### WHAT YOU NEED TO DO
In the material below, find all lines with the string "kalem" and copy them.

[Data entries]
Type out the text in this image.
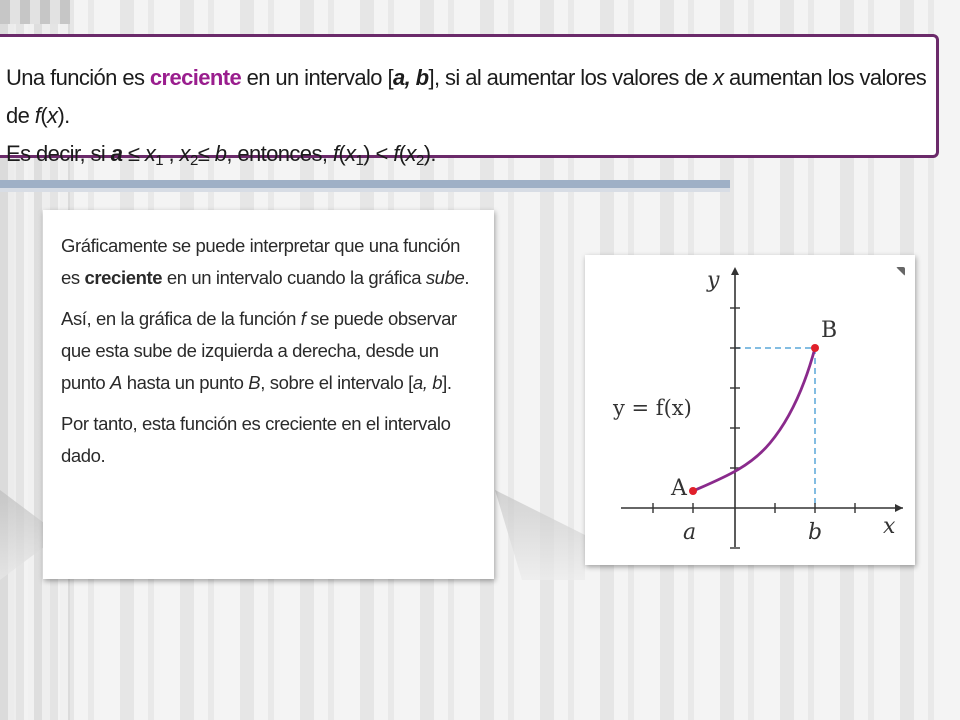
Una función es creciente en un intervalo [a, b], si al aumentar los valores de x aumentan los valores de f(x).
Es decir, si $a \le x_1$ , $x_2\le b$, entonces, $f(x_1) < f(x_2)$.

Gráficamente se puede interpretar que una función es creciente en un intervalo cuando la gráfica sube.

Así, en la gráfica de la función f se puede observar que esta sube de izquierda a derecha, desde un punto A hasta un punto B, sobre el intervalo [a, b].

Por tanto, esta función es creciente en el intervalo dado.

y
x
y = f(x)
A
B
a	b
---
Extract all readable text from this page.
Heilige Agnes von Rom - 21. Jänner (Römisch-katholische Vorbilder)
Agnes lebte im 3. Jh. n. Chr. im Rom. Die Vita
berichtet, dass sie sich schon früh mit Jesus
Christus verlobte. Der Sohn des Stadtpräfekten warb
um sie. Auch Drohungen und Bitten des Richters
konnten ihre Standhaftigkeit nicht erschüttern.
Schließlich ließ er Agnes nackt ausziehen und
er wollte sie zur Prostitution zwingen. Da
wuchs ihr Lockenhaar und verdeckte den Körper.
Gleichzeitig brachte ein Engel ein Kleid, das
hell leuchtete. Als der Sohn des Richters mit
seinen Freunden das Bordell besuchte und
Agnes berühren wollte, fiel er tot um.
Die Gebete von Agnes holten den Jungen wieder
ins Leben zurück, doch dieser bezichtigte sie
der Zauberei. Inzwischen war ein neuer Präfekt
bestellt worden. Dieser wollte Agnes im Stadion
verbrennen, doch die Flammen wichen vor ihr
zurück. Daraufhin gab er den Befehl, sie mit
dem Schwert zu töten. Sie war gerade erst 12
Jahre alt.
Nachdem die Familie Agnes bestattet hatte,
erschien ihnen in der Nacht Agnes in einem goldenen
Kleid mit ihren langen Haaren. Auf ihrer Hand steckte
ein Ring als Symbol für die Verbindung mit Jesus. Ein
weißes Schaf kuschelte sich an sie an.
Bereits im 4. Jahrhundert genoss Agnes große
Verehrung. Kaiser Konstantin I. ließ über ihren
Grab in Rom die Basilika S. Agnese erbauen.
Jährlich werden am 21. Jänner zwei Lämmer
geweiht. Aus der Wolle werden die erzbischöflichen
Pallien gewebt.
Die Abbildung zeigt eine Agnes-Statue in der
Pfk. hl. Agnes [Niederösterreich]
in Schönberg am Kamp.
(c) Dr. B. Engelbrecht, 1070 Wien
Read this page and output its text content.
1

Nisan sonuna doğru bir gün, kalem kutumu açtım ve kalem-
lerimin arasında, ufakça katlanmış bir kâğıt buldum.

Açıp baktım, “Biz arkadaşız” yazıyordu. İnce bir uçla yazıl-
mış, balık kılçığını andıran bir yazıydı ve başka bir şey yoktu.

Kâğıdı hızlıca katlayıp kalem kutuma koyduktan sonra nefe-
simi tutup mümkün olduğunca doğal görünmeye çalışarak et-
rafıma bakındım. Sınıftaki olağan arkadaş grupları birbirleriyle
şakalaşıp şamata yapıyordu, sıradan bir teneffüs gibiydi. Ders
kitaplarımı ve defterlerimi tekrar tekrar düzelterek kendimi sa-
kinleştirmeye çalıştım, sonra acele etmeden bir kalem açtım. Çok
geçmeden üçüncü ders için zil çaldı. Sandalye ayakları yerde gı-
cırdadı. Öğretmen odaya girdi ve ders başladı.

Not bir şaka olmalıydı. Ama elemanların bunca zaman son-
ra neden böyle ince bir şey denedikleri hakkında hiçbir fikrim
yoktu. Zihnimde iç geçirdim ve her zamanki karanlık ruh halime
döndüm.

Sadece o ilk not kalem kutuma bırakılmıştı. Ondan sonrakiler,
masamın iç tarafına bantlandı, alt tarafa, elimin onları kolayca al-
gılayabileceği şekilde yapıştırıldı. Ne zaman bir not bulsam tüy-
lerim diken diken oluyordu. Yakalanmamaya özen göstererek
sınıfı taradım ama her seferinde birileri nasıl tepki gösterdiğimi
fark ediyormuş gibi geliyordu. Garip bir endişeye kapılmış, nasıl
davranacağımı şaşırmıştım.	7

### COMPLETE ANSWER
Nisan sonuna doğru bir gün, kalem kutumu açtım ve kalem-
Kâğıdı hızlıca katlayıp kalem kutuma koyduktan sonra nefe-
kinleştirmeye çalıştım, sonra acele etmeden bir kalem açtım. Çok
Sadece o ilk not kalem kutuma bırakılmıştı. Ondan sonrakiler,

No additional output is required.